(Chart and figure data)
──────────────────────────────
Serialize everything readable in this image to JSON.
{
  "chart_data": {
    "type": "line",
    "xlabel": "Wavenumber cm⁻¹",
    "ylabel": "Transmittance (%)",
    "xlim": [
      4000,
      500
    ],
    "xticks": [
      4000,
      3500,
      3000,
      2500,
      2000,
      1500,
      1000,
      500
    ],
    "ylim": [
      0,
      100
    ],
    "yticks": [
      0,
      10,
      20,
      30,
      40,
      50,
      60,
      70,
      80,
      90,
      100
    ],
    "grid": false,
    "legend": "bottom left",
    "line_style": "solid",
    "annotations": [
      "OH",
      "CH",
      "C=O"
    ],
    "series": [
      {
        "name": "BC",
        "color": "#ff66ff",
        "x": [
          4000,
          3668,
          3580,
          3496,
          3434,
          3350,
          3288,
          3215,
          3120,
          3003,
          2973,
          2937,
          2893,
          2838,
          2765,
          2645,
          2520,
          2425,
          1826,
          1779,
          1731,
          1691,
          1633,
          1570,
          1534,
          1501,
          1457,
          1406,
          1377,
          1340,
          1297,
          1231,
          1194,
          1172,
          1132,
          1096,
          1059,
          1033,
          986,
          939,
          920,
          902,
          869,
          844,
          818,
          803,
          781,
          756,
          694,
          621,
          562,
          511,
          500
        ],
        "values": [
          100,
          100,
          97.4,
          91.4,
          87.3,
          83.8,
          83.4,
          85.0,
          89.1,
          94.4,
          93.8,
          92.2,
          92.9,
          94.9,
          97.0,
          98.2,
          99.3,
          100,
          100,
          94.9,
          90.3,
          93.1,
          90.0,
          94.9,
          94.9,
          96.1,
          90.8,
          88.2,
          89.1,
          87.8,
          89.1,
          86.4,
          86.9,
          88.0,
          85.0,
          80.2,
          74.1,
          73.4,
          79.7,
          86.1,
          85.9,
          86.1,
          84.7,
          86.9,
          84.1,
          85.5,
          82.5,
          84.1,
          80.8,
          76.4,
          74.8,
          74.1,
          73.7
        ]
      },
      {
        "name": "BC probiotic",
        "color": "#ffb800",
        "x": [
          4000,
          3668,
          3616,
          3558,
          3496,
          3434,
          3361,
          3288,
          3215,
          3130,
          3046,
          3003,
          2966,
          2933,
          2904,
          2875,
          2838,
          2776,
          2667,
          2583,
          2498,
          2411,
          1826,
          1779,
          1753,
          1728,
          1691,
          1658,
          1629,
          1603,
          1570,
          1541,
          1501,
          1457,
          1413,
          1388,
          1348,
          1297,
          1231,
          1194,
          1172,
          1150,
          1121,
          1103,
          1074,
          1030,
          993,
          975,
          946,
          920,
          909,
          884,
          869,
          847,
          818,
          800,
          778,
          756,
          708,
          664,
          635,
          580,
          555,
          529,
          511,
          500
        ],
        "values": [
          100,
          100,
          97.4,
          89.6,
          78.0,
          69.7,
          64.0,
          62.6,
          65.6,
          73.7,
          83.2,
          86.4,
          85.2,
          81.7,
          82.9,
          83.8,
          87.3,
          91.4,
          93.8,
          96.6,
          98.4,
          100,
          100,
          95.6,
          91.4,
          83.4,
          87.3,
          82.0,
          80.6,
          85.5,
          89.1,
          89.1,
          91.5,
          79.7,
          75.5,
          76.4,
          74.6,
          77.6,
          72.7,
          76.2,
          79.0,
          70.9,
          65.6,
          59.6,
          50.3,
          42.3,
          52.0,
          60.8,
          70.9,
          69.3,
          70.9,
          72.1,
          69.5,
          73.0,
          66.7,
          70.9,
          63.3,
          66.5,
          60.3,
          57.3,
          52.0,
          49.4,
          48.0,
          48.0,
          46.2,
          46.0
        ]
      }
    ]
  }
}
──────────────────────────────
Every entry in the listing must be retyped exactly.

Serialize everything readable in this image to JSON.
{
  "chart_data": {
    "type": "line",
    "xlabel": "Wavenumber cm⁻¹",
    "ylabel": "Transmittance (%)",
    "xlim": [
      4000,
      500
    ],
    "xticks": [
      4000,
      3500,
      3000,
      2500,
      2000,
      1500,
      1000,
      500
    ],
    "ylim": [
      0,
      100
    ],
    "yticks": [
      0,
      10,
      20,
      30,
      40,
      50,
      60,
      70,
      80,
      90,
      100
    ],
    "grid": false,
    "legend": "bottom left",
    "line_style": "solid",
    "annotations": [
      "OH",
      "CH",
      "C=O"
    ],
    "series": [
      {
        "name": "BC",
        "color": "#ff66ff",
        "x": [
          4000,
          3668,
          3580,
          3496,
          3434,
          3350,
          3288,
          3215,
          3120,
          3003,
          2973,
          2937,
          2893,
          2838,
          2765,
          2645,
          2520,
          2425,
          1826,
          1779,
          1731,
          1691,
          1633,
          1570,
          1534,
          1501,
          1457,
          1406,
          1377,
          1340,
          1297,
          1231,
          1194,
          1172,
          1132,
          1096,
          1059,
          1033,
          986,
          939,
          920,
          902,
          869,
          844,
          818,
          803,
          781,
          756,
          694,
          621,
          562,
          511,
          500
        ],
        "values": [
          100,
          100,
          97.4,
          91.4,
          87.3,
          83.8,
          83.4,
          85.0,
          89.1,
          94.4,
          93.8,
          92.2,
          92.9,
          94.9,
          97.0,
          98.2,
          99.3,
          100,
          100,
          94.9,
          90.3,
          93.1,
          90.0,
          94.9,
          94.9,
          96.1,
          90.8,
          88.2,
          89.1,
          87.8,
          89.1,
          86.4,
          86.9,
          88.0,
          85.0,
          80.2,
          74.1,
          73.4,
          79.7,
          86.1,
          85.9,
          86.1,
          84.7,
          86.9,
          84.1,
          85.5,
          82.5,
          84.1,
          80.8,
          76.4,
          74.8,
          74.1,
          73.7
        ]
      },
      {
        "name": "BC probiotic",
        "color": "#ffb800",
        "x": [
          4000,
          3668,
          3616,
          3558,
          3496,
          3434,
          3361,
          3288,
          3215,
          3130,
          3046,
          3003,
          2966,
          2933,
          2904,
          2875,
          2838,
          2776,
          2667,
          2583,
          2498,
          2411,
          1826,
          1779,
          1753,
          1728,
          1691,
          1658,
          1629,
          1603,
          1570,
          1541,
          1501,
          1457,
          1413,
          1388,
          1348,
          1297,
          1231,
          1194,
          1172,
          1150,
          1121,
          1103,
          1074,
          1030,
          993,
          975,
          946,
          920,
          909,
          884,
          869,
          847,
          818,
          800,
          778,
          756,
          708,
          664,
          635,
          580,
          555,
          529,
          511,
          500
        ],
        "values": [
          100,
          100,
          97.4,
          89.6,
          78.0,
          69.7,
          64.0,
          62.6,
          65.6,
          73.7,
          83.2,
          86.4,
          85.2,
          81.7,
          82.9,
          83.8,
          87.3,
          91.4,
          93.8,
          96.6,
          98.4,
          100,
          100,
          95.6,
          91.4,
          83.4,
          87.3,
          82.0,
          80.6,
          85.5,
          89.1,
          89.1,
          91.5,
          79.7,
          75.5,
          76.4,
          74.6,
          77.6,
          72.7,
          76.2,
          79.0,
          70.9,
          65.6,
          59.6,
          50.3,
          42.3,
          52.0,
          60.8,
          70.9,
          69.3,
          70.9,
          72.1,
          69.5,
          73.0,
          66.7,
          70.9,
          63.3,
          66.5,
          60.3,
          57.3,
          52.0,
          49.4,
          48.0,
          48.0,
          46.2,
          46.0
        ]
      }
    ]
  }
}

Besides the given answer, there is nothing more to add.